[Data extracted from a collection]
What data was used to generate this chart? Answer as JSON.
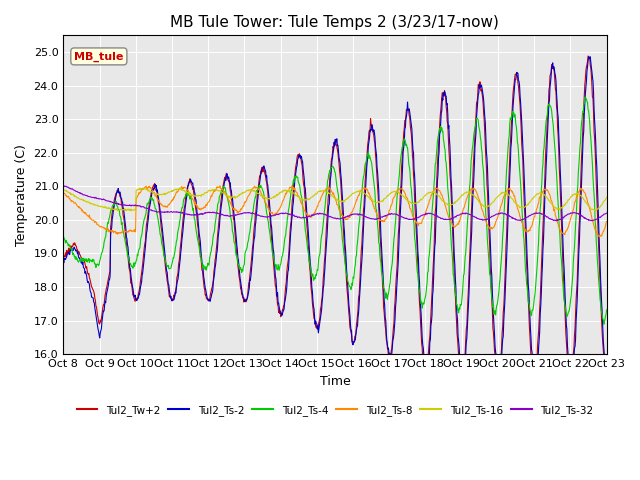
{
  "title": "MB Tule Tower: Tule Temps 2 (3/23/17-now)",
  "xlabel": "Time",
  "ylabel": "Temperature (C)",
  "ylim": [
    16.0,
    25.5
  ],
  "yticks": [
    16.0,
    17.0,
    18.0,
    19.0,
    20.0,
    21.0,
    22.0,
    23.0,
    24.0,
    25.0
  ],
  "xlim": [
    0,
    15
  ],
  "xtick_labels": [
    "Oct 8",
    "Oct 9",
    "Oct 10",
    "Oct 11",
    "Oct 12",
    "Oct 13",
    "Oct 14",
    "Oct 15",
    "Oct 16",
    "Oct 17",
    "Oct 18",
    "Oct 19",
    "Oct 20",
    "Oct 21",
    "Oct 22",
    "Oct 23"
  ],
  "bg_color": "#e8e8e8",
  "legend_label": "MB_tule",
  "series": [
    {
      "name": "Tul2_Tw+2",
      "color": "#cc0000"
    },
    {
      "name": "Tul2_Ts-2",
      "color": "#0000cc"
    },
    {
      "name": "Tul2_Ts-4",
      "color": "#00cc00"
    },
    {
      "name": "Tul2_Ts-8",
      "color": "#ff8800"
    },
    {
      "name": "Tul2_Ts-16",
      "color": "#cccc00"
    },
    {
      "name": "Tul2_Ts-32",
      "color": "#8800cc"
    }
  ],
  "title_fontsize": 11,
  "axis_fontsize": 9,
  "tick_fontsize": 8,
  "figsize": [
    6.4,
    4.8
  ],
  "dpi": 100
}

DIRECTION: Leaving aside the images, write out the entries above word for word.

TASK RESPONSE:
What data was used to generate this chart? Answer as JSON.
{
  "title": "MB Tule Tower: Tule Temps 2 (3/23/17-now)",
  "xlabel": "Time",
  "ylabel": "Temperature (C)",
  "ylim": [
    16.0,
    25.5
  ],
  "yticks": [
    16.0,
    17.0,
    18.0,
    19.0,
    20.0,
    21.0,
    22.0,
    23.0,
    24.0,
    25.0
  ],
  "xlim": [
    0,
    15
  ],
  "xtick_labels": [
    "Oct 8",
    "Oct 9",
    "Oct 10",
    "Oct 11",
    "Oct 12",
    "Oct 13",
    "Oct 14",
    "Oct 15",
    "Oct 16",
    "Oct 17",
    "Oct 18",
    "Oct 19",
    "Oct 20",
    "Oct 21",
    "Oct 22",
    "Oct 23"
  ],
  "bg_color": "#e8e8e8",
  "legend_label": "MB_tule",
  "series": [
    {
      "name": "Tul2_Tw+2",
      "color": "#cc0000"
    },
    {
      "name": "Tul2_Ts-2",
      "color": "#0000cc"
    },
    {
      "name": "Tul2_Ts-4",
      "color": "#00cc00"
    },
    {
      "name": "Tul2_Ts-8",
      "color": "#ff8800"
    },
    {
      "name": "Tul2_Ts-16",
      "color": "#cccc00"
    },
    {
      "name": "Tul2_Ts-32",
      "color": "#8800cc"
    }
  ],
  "title_fontsize": 11,
  "axis_fontsize": 9,
  "tick_fontsize": 8,
  "figsize": [
    6.4,
    4.8
  ],
  "dpi": 100
}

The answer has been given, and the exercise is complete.